* TASK INSTRUCTIONS
Can you carry on the article about Giorgia Meloni's government and the selloff in Italian bonds, picking up after its final sentence?

* TEXT SECTION
+--

No matter how alert Italian Prime Minister Giorgia Meloni is to the dangers, she just can’t seem to avoid provoking financial markets.
Two months after her government was rocked by news of a shrinking economy, a botched attempt to tax banks and last week’s worsening budget outlook have added to the risks haunting bond investors.
They’ve reacted by offloading Italian government debt, driving the yield on 10-year securities to the highest in a decade. Banks in the euro-zone’s third-biggest economy are adding to that pressure, selling their own holdings of government bonds at the fastest pace in two decades.
That hurts Meloni’s ability to refinance Italy’s €2.8 trillion ($2.9 trillion) debt load and officials are starting to fret.
Italy on Wednesday is coming to terms with a horrific bus crash that killed at least 21 people near Venice. As the shock subsides, attention will return to the economic challenges facing Meloni and whether she can steer her fractious coalition through the financial headwinds without triggering a crisis.
“I share the concerns and worries of families and businesspeople that live with debt on their shoulders,” Finance Minister Giancarlo Giorgetti said last month. “I have a big debt load on my shoulders.”

+--

* ITEMS
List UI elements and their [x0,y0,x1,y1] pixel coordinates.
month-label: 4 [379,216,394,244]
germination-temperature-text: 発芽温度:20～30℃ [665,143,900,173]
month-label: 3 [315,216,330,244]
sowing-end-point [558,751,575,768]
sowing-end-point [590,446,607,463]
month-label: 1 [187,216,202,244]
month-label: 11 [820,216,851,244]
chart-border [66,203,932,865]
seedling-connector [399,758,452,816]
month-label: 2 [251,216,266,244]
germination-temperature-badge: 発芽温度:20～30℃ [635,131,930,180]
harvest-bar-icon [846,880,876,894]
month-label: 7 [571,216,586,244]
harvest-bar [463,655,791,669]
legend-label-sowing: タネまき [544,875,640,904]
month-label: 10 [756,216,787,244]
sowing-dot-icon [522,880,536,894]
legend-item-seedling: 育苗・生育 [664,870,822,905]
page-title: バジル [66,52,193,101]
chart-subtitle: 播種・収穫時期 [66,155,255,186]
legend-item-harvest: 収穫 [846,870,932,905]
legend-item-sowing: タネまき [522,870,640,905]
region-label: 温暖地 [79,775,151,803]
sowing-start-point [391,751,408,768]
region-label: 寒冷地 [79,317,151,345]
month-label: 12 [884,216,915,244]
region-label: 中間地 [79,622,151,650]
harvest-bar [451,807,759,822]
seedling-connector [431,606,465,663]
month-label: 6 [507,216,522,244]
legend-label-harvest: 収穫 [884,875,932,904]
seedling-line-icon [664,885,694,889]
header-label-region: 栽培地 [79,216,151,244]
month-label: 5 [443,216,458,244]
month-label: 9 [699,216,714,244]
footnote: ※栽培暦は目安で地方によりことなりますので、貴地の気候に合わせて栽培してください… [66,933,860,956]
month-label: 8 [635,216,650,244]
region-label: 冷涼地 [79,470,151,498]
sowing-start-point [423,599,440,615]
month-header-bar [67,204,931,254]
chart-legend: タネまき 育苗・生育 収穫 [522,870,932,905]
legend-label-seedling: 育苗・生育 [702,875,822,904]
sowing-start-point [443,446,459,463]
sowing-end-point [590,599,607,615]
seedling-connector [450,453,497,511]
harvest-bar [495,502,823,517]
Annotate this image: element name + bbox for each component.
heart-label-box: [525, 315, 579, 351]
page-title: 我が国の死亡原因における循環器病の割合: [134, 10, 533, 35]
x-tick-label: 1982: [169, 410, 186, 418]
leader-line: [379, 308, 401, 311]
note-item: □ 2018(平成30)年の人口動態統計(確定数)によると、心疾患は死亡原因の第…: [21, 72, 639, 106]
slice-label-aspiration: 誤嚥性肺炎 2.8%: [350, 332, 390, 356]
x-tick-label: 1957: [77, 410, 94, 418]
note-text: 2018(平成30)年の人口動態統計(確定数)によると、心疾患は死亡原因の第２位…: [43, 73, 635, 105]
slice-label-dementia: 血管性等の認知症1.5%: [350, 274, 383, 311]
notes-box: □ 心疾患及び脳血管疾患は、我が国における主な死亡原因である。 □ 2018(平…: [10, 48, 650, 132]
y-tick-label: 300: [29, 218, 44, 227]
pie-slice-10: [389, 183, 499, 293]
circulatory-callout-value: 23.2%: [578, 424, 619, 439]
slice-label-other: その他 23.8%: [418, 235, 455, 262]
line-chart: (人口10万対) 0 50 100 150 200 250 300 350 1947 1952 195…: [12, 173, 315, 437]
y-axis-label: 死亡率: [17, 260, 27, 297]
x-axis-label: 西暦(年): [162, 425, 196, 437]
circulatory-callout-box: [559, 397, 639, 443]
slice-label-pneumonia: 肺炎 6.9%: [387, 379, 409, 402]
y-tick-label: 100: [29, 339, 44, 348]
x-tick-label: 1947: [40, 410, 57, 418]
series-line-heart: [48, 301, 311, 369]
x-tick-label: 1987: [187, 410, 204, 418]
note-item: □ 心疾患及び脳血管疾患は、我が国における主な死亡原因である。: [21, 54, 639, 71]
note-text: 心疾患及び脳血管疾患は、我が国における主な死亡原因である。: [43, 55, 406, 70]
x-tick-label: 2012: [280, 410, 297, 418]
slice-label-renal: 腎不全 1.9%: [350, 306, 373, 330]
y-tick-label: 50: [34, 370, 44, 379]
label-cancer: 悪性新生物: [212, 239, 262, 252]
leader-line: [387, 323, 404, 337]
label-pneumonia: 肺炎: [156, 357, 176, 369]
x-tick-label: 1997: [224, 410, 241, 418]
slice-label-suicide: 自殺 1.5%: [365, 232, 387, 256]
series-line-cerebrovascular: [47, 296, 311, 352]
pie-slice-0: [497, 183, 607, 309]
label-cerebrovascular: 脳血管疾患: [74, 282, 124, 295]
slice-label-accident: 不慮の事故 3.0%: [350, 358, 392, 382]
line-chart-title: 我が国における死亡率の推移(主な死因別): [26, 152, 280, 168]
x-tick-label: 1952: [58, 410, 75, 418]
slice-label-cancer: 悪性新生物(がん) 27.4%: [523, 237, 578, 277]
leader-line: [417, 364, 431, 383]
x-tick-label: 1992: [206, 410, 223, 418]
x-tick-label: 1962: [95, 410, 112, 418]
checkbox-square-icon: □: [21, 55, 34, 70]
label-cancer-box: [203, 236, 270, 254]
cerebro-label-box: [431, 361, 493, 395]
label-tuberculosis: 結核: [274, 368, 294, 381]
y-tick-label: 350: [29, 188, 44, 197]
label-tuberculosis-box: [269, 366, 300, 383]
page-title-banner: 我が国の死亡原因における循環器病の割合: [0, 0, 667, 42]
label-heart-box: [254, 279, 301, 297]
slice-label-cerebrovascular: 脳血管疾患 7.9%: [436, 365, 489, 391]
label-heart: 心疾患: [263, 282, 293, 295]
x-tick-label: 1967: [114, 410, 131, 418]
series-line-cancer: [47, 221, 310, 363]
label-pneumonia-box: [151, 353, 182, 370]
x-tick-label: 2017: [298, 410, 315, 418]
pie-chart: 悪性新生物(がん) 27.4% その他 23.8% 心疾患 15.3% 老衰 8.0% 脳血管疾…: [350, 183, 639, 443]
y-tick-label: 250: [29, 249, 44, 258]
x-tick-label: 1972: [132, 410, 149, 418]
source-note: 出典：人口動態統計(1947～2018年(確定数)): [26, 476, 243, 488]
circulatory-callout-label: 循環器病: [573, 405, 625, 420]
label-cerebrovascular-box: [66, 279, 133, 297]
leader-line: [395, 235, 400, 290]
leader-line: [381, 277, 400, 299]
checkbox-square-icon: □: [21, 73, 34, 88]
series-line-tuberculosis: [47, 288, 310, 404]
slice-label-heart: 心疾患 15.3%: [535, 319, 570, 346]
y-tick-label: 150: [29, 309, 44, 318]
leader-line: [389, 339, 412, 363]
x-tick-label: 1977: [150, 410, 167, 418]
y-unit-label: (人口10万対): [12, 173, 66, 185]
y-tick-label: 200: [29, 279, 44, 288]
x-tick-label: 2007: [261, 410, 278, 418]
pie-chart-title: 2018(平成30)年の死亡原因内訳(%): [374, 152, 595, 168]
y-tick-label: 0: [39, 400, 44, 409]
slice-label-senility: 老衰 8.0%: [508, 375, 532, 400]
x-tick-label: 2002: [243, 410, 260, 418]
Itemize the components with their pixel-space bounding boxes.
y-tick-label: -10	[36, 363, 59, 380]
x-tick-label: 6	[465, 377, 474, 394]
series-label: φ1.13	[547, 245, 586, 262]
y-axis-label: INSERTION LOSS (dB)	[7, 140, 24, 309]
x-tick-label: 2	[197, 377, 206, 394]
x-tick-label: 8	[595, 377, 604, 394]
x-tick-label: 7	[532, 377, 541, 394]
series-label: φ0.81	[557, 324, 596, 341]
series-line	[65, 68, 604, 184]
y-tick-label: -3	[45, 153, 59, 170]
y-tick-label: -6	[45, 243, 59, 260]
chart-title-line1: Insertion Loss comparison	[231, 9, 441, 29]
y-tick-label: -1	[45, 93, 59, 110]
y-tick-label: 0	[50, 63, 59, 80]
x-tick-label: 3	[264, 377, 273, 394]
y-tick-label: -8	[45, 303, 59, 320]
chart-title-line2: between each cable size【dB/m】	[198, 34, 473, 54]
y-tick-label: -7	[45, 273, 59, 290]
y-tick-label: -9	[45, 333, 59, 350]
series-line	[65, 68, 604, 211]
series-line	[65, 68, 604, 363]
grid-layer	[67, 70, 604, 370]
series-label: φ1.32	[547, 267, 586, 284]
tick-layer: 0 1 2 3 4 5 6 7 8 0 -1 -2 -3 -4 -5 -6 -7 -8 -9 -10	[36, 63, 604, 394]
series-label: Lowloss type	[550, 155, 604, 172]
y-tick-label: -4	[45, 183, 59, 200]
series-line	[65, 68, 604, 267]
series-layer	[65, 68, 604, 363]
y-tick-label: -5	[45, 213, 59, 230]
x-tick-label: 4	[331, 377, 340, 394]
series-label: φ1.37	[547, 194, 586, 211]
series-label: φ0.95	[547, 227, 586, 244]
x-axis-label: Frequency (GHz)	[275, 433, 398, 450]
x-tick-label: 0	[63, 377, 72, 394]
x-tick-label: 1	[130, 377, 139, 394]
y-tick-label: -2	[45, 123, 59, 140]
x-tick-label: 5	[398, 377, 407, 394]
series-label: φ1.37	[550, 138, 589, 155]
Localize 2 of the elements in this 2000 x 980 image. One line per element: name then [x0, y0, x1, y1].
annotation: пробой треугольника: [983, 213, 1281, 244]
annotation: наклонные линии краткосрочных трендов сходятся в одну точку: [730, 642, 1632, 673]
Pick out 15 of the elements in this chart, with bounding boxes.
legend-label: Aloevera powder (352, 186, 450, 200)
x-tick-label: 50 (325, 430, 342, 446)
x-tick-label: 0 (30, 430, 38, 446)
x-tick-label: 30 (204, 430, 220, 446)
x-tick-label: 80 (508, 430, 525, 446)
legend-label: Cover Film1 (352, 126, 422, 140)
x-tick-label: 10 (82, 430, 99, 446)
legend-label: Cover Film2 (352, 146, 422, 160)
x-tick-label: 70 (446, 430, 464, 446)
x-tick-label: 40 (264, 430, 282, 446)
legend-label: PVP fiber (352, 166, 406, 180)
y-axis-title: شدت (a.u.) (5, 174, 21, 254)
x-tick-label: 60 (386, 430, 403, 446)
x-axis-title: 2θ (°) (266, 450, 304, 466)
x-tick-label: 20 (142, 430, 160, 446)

+--

* FINAL RESULT
To be sure, few investors expect a full-blown market meltdown.
The European Central Bank’s pledge last summer to keep borrowing costs in the bloc’s disparate economies from diverging wildly was a gamechanger for anyone looking to bet big against Italy. Last week, the spread between Italy’s 10-year yields and equivalent German paper did briefly surpass 200 basis points, a closely watched level, but it’s still a far cry from the 570-basis point gap that ultimately forced Berlusconi out.
Italy’s budget does imply less fiscal consolidation than initially expected, but Societe Generale strategists including Adam Kurpiel also reckon the revision “doesn’t change the big picture.” They’re keeping an estimate of €310 billion-€330 billion of gross bond supply for 2024 unchanged.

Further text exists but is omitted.